= REQUIREMENTS =
Go through the records line by line and work out how many lines hold the word "VINS". Answer with the number only.

= PROVIDED INFORMATION =
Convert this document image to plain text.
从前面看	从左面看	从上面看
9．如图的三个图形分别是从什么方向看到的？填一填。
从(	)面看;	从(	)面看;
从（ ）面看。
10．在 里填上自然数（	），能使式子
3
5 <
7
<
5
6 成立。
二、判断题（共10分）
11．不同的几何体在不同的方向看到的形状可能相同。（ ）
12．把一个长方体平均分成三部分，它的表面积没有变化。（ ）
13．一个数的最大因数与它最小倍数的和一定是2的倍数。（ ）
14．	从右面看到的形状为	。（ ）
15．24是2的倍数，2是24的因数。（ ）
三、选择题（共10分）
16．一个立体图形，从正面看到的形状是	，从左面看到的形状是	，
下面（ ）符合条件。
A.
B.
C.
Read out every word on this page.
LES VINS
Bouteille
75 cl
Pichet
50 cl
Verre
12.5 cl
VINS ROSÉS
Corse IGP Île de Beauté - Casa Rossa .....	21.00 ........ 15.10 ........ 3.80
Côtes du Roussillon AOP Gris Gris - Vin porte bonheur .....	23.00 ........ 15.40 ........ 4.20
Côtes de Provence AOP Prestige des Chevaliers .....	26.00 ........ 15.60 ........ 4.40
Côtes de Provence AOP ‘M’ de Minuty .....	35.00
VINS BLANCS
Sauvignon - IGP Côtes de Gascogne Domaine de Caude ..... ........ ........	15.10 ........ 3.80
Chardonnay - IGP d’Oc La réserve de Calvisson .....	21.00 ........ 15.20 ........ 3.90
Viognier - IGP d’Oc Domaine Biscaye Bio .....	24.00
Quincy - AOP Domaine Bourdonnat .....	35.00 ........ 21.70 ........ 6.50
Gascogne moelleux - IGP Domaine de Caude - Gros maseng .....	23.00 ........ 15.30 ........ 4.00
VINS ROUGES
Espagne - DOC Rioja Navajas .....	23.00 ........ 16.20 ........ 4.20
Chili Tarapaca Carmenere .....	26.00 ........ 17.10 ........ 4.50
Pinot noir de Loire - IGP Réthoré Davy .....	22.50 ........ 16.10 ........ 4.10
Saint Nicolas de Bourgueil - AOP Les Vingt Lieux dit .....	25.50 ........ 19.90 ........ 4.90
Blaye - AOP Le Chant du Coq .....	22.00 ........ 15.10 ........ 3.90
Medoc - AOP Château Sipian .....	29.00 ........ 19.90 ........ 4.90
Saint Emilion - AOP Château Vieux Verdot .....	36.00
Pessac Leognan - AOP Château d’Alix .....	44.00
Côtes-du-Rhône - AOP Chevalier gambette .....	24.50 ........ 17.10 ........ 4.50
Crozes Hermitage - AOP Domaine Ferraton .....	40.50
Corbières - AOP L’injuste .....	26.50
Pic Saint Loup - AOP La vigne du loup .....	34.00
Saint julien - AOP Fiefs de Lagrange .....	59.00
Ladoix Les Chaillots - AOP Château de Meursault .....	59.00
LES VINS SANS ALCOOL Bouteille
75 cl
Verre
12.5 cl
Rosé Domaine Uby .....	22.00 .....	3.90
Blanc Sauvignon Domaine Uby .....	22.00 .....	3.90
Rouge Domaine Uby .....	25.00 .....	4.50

= OUTPUT BELOW =
5